- **Entries taken from a collection**
[start]

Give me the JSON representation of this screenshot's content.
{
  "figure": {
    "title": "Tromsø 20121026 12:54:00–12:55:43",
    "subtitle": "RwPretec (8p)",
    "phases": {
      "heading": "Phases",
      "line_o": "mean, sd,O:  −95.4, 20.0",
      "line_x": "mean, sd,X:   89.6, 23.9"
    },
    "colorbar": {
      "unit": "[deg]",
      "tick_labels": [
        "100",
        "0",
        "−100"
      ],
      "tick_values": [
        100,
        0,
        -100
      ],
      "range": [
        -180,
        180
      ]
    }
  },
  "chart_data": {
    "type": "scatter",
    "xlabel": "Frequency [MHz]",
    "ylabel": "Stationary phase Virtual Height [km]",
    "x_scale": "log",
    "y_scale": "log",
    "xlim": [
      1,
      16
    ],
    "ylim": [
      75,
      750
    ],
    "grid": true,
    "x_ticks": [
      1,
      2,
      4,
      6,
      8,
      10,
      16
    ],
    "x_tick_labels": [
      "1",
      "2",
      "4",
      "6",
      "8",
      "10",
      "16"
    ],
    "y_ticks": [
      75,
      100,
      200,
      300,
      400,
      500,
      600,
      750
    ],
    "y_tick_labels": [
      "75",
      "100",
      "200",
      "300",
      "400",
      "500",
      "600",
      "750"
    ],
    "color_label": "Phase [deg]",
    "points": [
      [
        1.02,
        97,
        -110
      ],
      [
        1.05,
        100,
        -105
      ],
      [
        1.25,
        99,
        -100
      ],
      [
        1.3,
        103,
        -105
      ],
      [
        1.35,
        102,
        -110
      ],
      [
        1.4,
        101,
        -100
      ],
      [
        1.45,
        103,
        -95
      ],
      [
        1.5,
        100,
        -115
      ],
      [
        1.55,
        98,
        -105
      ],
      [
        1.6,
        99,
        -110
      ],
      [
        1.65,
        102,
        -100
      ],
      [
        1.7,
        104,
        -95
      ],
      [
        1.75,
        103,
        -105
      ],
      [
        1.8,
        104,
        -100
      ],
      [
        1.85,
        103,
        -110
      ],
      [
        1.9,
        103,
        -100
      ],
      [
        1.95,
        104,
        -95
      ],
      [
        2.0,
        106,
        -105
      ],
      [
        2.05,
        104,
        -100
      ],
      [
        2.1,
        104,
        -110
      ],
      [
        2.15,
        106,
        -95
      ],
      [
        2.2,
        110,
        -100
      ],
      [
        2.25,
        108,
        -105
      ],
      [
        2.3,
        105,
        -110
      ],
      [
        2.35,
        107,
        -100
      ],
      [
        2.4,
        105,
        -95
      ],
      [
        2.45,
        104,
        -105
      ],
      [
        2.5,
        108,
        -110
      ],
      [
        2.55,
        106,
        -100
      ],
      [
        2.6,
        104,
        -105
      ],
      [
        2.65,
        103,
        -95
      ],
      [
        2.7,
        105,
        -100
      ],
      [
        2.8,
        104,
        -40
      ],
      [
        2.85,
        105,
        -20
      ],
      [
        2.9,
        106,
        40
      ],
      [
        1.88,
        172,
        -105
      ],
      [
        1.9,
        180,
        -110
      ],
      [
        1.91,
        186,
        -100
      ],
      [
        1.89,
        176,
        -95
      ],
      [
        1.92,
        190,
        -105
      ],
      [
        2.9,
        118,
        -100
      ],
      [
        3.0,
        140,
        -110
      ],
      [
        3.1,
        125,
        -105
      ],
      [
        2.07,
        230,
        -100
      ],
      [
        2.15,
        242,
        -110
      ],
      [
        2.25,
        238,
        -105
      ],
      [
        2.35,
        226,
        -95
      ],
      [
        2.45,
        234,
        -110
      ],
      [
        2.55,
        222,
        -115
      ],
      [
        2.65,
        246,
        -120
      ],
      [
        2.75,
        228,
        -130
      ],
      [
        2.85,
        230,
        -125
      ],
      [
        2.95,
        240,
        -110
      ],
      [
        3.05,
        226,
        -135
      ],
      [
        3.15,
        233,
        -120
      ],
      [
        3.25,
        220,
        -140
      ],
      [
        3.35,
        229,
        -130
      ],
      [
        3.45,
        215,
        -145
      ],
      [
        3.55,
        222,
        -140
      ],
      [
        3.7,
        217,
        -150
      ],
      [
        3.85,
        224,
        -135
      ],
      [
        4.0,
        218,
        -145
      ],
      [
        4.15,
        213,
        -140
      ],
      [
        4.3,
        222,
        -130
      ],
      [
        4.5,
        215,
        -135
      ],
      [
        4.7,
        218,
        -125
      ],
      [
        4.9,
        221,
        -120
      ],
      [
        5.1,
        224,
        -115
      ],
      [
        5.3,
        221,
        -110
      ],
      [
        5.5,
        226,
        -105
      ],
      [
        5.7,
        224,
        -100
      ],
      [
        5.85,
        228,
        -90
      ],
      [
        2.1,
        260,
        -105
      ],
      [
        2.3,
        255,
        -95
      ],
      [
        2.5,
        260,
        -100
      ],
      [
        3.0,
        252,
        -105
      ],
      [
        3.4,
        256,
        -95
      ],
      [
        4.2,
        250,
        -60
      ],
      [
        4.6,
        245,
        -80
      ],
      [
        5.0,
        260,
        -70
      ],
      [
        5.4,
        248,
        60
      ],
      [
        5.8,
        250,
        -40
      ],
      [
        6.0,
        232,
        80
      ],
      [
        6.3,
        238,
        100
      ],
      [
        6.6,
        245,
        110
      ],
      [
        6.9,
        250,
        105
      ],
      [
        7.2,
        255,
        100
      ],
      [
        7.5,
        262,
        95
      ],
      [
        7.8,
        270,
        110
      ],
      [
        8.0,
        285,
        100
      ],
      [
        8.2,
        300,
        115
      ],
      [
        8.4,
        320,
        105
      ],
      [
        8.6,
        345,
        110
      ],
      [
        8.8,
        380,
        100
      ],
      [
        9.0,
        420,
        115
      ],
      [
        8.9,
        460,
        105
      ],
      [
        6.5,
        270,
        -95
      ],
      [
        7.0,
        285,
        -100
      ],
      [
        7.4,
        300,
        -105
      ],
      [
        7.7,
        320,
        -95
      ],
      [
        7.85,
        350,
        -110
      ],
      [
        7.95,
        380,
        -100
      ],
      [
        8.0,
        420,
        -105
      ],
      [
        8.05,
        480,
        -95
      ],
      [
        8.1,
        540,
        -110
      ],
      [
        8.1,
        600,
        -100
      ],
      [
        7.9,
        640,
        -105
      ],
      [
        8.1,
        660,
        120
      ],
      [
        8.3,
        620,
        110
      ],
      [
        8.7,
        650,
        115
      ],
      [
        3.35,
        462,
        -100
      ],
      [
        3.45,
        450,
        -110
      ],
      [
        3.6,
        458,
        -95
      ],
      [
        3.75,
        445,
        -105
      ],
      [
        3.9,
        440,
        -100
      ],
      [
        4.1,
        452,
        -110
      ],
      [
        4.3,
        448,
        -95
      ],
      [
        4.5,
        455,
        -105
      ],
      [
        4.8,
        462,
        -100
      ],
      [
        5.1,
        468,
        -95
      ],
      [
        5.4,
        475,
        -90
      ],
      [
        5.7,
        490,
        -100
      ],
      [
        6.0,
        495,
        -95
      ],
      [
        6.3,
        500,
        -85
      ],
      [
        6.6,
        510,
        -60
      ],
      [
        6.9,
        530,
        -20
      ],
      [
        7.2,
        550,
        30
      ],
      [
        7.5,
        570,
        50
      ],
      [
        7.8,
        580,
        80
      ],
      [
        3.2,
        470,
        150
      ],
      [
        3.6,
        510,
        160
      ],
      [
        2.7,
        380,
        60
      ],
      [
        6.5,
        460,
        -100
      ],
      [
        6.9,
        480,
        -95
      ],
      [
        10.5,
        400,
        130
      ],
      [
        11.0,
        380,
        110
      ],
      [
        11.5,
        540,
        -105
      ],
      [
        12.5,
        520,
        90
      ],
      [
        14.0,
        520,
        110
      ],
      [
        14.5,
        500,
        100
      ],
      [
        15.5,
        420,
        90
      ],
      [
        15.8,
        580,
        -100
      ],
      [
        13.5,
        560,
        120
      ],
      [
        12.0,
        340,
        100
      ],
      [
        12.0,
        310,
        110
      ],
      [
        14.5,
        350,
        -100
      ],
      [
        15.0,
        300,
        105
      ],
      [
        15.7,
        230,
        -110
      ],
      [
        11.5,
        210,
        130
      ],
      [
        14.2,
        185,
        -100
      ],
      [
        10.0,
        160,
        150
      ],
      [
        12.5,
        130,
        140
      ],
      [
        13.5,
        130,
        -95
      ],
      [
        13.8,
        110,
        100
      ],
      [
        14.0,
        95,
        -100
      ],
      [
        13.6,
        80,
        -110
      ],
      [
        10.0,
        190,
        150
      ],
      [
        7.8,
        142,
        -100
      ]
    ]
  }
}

[end]

- **SET TASK**
Look for the word "mean" in every line of the listing and copy the lines that have it.

- **RESULT BELOW**
      "line_o": "mean, sd,O:  −95.4, 20.0",
      "line_x": "mean, sd,X:   89.6, 23.9"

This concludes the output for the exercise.